⟨

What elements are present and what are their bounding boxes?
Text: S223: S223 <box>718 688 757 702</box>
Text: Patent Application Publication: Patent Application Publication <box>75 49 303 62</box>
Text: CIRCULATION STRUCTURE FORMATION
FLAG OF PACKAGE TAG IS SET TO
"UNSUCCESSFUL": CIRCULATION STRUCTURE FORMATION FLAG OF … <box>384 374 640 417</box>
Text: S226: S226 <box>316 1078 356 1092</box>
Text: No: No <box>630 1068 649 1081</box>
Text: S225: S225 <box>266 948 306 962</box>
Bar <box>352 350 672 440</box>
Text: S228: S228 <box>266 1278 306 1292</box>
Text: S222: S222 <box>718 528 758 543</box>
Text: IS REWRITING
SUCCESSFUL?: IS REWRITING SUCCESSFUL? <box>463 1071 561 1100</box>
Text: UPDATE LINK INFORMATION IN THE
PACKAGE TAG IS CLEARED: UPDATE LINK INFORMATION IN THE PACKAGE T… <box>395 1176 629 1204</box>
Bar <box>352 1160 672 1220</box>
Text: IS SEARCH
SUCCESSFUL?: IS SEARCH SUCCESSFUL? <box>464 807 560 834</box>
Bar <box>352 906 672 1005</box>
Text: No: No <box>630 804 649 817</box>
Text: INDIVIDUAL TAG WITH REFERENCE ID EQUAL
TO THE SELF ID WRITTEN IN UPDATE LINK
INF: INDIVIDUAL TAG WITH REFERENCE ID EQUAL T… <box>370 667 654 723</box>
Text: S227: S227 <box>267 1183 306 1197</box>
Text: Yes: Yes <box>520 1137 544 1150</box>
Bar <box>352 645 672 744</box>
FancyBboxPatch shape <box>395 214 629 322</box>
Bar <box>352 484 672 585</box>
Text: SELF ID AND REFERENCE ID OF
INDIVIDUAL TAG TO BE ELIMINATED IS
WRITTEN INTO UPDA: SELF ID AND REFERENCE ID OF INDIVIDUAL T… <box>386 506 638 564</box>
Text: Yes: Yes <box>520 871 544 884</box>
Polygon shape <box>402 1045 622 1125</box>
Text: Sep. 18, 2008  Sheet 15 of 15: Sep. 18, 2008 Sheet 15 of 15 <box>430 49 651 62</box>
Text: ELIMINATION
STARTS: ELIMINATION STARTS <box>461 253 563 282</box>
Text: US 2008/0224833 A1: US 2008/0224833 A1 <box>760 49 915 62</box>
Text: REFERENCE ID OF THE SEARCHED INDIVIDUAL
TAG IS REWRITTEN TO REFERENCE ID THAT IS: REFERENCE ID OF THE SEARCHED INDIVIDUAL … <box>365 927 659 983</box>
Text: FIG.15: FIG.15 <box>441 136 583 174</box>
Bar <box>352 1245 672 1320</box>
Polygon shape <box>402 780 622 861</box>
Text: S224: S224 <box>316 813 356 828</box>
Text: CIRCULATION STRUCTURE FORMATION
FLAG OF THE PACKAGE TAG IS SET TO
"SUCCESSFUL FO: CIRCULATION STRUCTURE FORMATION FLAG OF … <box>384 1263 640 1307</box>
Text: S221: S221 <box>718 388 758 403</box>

⟩

* WHAT TO PRODUCE *
Reproduce every line of the records above verbatim, changing nothing.

* COMPLETE OUTPUT *
What elements are present and what are their bounding boxes?
Text: S223: S223 <box>718 688 757 702</box>
Text: Patent Application Publication: Patent Application Publication <box>75 49 303 62</box>
Text: CIRCULATION STRUCTURE FORMATION
FLAG OF PACKAGE TAG IS SET TO
"UNSUCCESSFUL": CIRCULATION STRUCTURE FORMATION FLAG OF … <box>384 374 640 417</box>
Text: S226: S226 <box>316 1078 356 1092</box>
Text: No: No <box>630 1068 649 1081</box>
Text: S225: S225 <box>266 948 306 962</box>
Bar <box>352 350 672 440</box>
Text: S228: S228 <box>266 1278 306 1292</box>
Text: S222: S222 <box>718 528 758 543</box>
Text: IS REWRITING
SUCCESSFUL?: IS REWRITING SUCCESSFUL? <box>463 1071 561 1100</box>
Text: UPDATE LINK INFORMATION IN THE
PACKAGE TAG IS CLEARED: UPDATE LINK INFORMATION IN THE PACKAGE T… <box>395 1176 629 1204</box>
Bar <box>352 1160 672 1220</box>
Text: IS SEARCH
SUCCESSFUL?: IS SEARCH SUCCESSFUL? <box>464 807 560 834</box>
Bar <box>352 906 672 1005</box>
Text: No: No <box>630 804 649 817</box>
Text: INDIVIDUAL TAG WITH REFERENCE ID EQUAL
TO THE SELF ID WRITTEN IN UPDATE LINK
INF: INDIVIDUAL TAG WITH REFERENCE ID EQUAL T… <box>370 667 654 723</box>
Text: S227: S227 <box>267 1183 306 1197</box>
Text: Yes: Yes <box>520 1137 544 1150</box>
Bar <box>352 645 672 744</box>
FancyBboxPatch shape <box>395 214 629 322</box>
Bar <box>352 484 672 585</box>
Text: SELF ID AND REFERENCE ID OF
INDIVIDUAL TAG TO BE ELIMINATED IS
WRITTEN INTO UPDA: SELF ID AND REFERENCE ID OF INDIVIDUAL T… <box>386 506 638 564</box>
Text: Yes: Yes <box>520 871 544 884</box>
Polygon shape <box>402 1045 622 1125</box>
Text: Sep. 18, 2008  Sheet 15 of 15: Sep. 18, 2008 Sheet 15 of 15 <box>430 49 651 62</box>
Text: ELIMINATION
STARTS: ELIMINATION STARTS <box>461 253 563 282</box>
Text: US 2008/0224833 A1: US 2008/0224833 A1 <box>760 49 915 62</box>
Text: REFERENCE ID OF THE SEARCHED INDIVIDUAL
TAG IS REWRITTEN TO REFERENCE ID THAT IS: REFERENCE ID OF THE SEARCHED INDIVIDUAL … <box>365 927 659 983</box>
Text: FIG.15: FIG.15 <box>441 136 583 174</box>
Bar <box>352 1245 672 1320</box>
Polygon shape <box>402 780 622 861</box>
Text: S224: S224 <box>316 813 356 828</box>
Text: CIRCULATION STRUCTURE FORMATION
FLAG OF THE PACKAGE TAG IS SET TO
"SUCCESSFUL FO: CIRCULATION STRUCTURE FORMATION FLAG OF … <box>384 1263 640 1307</box>
Text: S221: S221 <box>718 388 758 403</box>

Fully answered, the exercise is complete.